Records shown -
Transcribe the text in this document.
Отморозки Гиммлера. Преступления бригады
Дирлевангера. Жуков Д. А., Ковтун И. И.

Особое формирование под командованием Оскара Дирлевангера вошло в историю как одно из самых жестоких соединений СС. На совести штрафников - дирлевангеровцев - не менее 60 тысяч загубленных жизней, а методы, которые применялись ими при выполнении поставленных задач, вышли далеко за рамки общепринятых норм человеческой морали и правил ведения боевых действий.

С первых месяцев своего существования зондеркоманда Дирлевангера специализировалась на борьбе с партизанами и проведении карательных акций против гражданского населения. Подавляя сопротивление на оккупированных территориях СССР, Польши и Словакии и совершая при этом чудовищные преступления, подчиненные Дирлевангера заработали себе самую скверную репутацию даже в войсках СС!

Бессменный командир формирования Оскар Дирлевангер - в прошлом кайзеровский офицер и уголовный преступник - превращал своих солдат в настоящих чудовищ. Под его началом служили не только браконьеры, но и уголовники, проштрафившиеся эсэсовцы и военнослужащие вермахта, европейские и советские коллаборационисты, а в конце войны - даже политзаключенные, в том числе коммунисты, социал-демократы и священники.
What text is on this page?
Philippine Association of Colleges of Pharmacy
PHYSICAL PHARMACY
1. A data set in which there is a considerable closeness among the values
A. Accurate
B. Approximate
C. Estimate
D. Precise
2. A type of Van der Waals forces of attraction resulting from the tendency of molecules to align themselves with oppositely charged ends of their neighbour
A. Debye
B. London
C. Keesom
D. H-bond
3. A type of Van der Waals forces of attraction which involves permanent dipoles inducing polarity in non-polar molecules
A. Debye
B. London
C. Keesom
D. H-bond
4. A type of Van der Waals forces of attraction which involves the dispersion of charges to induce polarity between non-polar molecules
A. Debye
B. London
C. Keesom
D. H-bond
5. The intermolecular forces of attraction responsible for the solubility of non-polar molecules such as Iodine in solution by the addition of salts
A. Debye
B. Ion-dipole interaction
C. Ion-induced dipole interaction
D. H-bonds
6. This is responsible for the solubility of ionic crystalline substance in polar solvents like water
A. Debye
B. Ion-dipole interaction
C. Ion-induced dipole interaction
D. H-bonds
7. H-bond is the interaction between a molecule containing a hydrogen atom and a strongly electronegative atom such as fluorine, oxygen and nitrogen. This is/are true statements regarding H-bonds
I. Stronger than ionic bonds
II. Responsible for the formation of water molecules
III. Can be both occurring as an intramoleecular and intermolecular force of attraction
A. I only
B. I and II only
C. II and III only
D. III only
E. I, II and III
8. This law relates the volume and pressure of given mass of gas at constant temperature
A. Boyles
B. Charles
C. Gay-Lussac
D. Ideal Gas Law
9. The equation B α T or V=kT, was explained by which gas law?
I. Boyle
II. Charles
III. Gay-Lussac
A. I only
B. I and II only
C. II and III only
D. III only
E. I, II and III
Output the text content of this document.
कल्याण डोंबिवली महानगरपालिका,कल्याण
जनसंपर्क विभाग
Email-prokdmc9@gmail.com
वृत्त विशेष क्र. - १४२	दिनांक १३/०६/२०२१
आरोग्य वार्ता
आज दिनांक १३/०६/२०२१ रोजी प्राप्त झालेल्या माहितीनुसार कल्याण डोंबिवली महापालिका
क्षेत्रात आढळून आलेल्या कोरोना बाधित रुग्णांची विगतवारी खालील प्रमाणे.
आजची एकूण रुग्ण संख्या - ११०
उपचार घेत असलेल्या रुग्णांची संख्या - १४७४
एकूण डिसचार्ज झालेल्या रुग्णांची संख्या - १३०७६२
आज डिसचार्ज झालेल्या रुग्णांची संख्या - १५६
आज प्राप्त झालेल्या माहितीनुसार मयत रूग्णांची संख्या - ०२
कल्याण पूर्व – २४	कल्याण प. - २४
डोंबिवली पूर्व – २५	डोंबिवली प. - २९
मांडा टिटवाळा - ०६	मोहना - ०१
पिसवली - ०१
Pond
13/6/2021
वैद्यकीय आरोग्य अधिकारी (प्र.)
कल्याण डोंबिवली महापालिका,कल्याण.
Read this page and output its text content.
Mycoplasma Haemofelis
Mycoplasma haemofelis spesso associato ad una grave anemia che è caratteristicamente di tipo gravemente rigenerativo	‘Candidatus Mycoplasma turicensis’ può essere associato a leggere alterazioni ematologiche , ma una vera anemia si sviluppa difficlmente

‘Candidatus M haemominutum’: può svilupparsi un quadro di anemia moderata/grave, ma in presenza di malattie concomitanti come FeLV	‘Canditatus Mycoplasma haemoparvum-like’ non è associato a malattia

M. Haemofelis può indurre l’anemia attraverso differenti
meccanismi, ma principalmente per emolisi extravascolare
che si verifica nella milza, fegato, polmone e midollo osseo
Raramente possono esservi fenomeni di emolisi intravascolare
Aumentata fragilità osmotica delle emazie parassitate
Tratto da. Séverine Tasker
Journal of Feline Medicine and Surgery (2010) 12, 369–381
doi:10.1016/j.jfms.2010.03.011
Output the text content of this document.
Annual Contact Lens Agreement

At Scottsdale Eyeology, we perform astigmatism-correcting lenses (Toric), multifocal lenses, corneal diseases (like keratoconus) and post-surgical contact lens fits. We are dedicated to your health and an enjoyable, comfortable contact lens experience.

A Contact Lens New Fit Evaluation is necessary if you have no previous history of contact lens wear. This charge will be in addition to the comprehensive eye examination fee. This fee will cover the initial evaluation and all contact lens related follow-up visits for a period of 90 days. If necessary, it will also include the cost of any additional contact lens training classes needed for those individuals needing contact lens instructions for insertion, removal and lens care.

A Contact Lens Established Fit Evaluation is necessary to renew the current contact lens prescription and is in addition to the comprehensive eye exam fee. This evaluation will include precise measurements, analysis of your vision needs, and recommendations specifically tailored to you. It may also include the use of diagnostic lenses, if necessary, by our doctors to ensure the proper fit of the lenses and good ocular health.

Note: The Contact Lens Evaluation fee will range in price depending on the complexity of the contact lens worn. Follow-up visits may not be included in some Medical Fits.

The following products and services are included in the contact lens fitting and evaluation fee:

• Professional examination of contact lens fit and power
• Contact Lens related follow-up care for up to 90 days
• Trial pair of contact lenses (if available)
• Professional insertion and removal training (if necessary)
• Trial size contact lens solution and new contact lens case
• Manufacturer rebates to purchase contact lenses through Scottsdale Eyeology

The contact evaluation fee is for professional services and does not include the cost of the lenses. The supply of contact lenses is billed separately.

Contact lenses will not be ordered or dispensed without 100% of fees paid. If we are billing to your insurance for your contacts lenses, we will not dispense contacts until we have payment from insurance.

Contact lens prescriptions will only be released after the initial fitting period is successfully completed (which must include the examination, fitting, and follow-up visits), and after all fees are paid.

The request - Exactly as they are written, print the entries again.

Written solution -
Transcribe the text in this document.
Отморозки Гиммлера. Преступления бригады
Дирлевангера. Жуков Д. А., Ковтун И. И.

Особое формирование под командованием Оскара Дирлевангера вошло в историю как одно из самых жестоких соединений СС. На совести штрафников - дирлевангеровцев - не менее 60 тысяч загубленных жизней, а методы, которые применялись ими при выполнении поставленных задач, вышли далеко за рамки общепринятых норм человеческой морали и правил ведения боевых действий.

С первых месяцев своего существования зондеркоманда Дирлевангера специализировалась на борьбе с партизанами и проведении карательных акций против гражданского населения. Подавляя сопротивление на оккупированных территориях СССР, Польши и Словакии и совершая при этом чудовищные преступления, подчиненные Дирлевангера заработали себе самую скверную репутацию даже в войсках СС!

Бессменный командир формирования Оскар Дирлевангер - в прошлом кайзеровский офицер и уголовный преступник - превращал своих солдат в настоящих чудовищ. Под его началом служили не только браконьеры, но и уголовники, проштрафившиеся эсэсовцы и военнослужащие вермахта, европейские и советские коллаборационисты, а в конце войны - даже политзаключенные, в том числе коммунисты, социал-демократы и священники.
What text is on this page?
Philippine Association of Colleges of Pharmacy
PHYSICAL PHARMACY
1. A data set in which there is a considerable closeness among the values
A. Accurate
B. Approximate
C. Estimate
D. Precise
2. A type of Van der Waals forces of attraction resulting from the tendency of molecules to align themselves with oppositely charged ends of their neighbour
A. Debye
B. London
C. Keesom
D. H-bond
3. A type of Van der Waals forces of attraction which involves permanent dipoles inducing polarity in non-polar molecules
A. Debye
B. London
C. Keesom
D. H-bond
4. A type of Van der Waals forces of attraction which involves the dispersion of charges to induce polarity between non-polar molecules
A. Debye
B. London
C. Keesom
D. H-bond
5. The intermolecular forces of attraction responsible for the solubility of non-polar molecules such as Iodine in solution by the addition of salts
A. Debye
B. Ion-dipole interaction
C. Ion-induced dipole interaction
D. H-bonds
6. This is responsible for the solubility of ionic crystalline substance in polar solvents like water
A. Debye
B. Ion-dipole interaction
C. Ion-induced dipole interaction
D. H-bonds
7. H-bond is the interaction between a molecule containing a hydrogen atom and a strongly electronegative atom such as fluorine, oxygen and nitrogen. This is/are true statements regarding H-bonds
I. Stronger than ionic bonds
II. Responsible for the formation of water molecules
III. Can be both occurring as an intramoleecular and intermolecular force of attraction
A. I only
B. I and II only
C. II and III only
D. III only
E. I, II and III
8. This law relates the volume and pressure of given mass of gas at constant temperature
A. Boyles
B. Charles
C. Gay-Lussac
D. Ideal Gas Law
9. The equation B α T or V=kT, was explained by which gas law?
I. Boyle
II. Charles
III. Gay-Lussac
A. I only
B. I and II only
C. II and III only
D. III only
E. I, II and III
Output the text content of this document.
कल्याण डोंबिवली महानगरपालिका,कल्याण
जनसंपर्क विभाग
Email-prokdmc9@gmail.com
वृत्त विशेष क्र. - १४२	दिनांक १३/०६/२०२१
आरोग्य वार्ता
आज दिनांक १३/०६/२०२१ रोजी प्राप्त झालेल्या माहितीनुसार कल्याण डोंबिवली महापालिका
क्षेत्रात आढळून आलेल्या कोरोना बाधित रुग्णांची विगतवारी खालील प्रमाणे.
आजची एकूण रुग्ण संख्या - ११०
उपचार घेत असलेल्या रुग्णांची संख्या - १४७४
एकूण डिसचार्ज झालेल्या रुग्णांची संख्या - १३०७६२
आज डिसचार्ज झालेल्या रुग्णांची संख्या - १५६
आज प्राप्त झालेल्या माहितीनुसार मयत रूग्णांची संख्या - ०२
कल्याण पूर्व – २४	कल्याण प. - २४
डोंबिवली पूर्व – २५	डोंबिवली प. - २९
मांडा टिटवाळा - ०६	मोहना - ०१
पिसवली - ०१
Pond
13/6/2021
वैद्यकीय आरोग्य अधिकारी (प्र.)
कल्याण डोंबिवली महापालिका,कल्याण.
Read this page and output its text content.
Mycoplasma Haemofelis
Mycoplasma haemofelis spesso associato ad una grave anemia che è caratteristicamente di tipo gravemente rigenerativo	‘Candidatus Mycoplasma turicensis’ può essere associato a leggere alterazioni ematologiche , ma una vera anemia si sviluppa difficlmente

‘Candidatus M haemominutum’: può svilupparsi un quadro di anemia moderata/grave, ma in presenza di malattie concomitanti come FeLV	‘Canditatus Mycoplasma haemoparvum-like’ non è associato a malattia

M. Haemofelis può indurre l’anemia attraverso differenti
meccanismi, ma principalmente per emolisi extravascolare
che si verifica nella milza, fegato, polmone e midollo osseo
Raramente possono esservi fenomeni di emolisi intravascolare
Aumentata fragilità osmotica delle emazie parassitate
Tratto da. Séverine Tasker
Journal of Feline Medicine and Surgery (2010) 12, 369–381
doi:10.1016/j.jfms.2010.03.011
Output the text content of this document.
Annual Contact Lens Agreement

At Scottsdale Eyeology, we perform astigmatism-correcting lenses (Toric), multifocal lenses, corneal diseases (like keratoconus) and post-surgical contact lens fits. We are dedicated to your health and an enjoyable, comfortable contact lens experience.

A Contact Lens New Fit Evaluation is necessary if you have no previous history of contact lens wear. This charge will be in addition to the comprehensive eye examination fee. This fee will cover the initial evaluation and all contact lens related follow-up visits for a period of 90 days. If necessary, it will also include the cost of any additional contact lens training classes needed for those individuals needing contact lens instructions for insertion, removal and lens care.

A Contact Lens Established Fit Evaluation is necessary to renew the current contact lens prescription and is in addition to the comprehensive eye exam fee. This evaluation will include precise measurements, analysis of your vision needs, and recommendations specifically tailored to you. It may also include the use of diagnostic lenses, if necessary, by our doctors to ensure the proper fit of the lenses and good ocular health.

Note: The Contact Lens Evaluation fee will range in price depending on the complexity of the contact lens worn. Follow-up visits may not be included in some Medical Fits.

The following products and services are included in the contact lens fitting and evaluation fee:

• Professional examination of contact lens fit and power
• Contact Lens related follow-up care for up to 90 days
• Trial pair of contact lenses (if available)
• Professional insertion and removal training (if necessary)
• Trial size contact lens solution and new contact lens case
• Manufacturer rebates to purchase contact lenses through Scottsdale Eyeology

The contact evaluation fee is for professional services and does not include the cost of the lenses. The supply of contact lenses is billed separately.

Contact lenses will not be ordered or dispensed without 100% of fees paid. If we are billing to your insurance for your contacts lenses, we will not dispense contacts until we have payment from insurance.

Contact lens prescriptions will only be released after the initial fitting period is successfully completed (which must include the examination, fitting, and follow-up visits), and after all fees are paid.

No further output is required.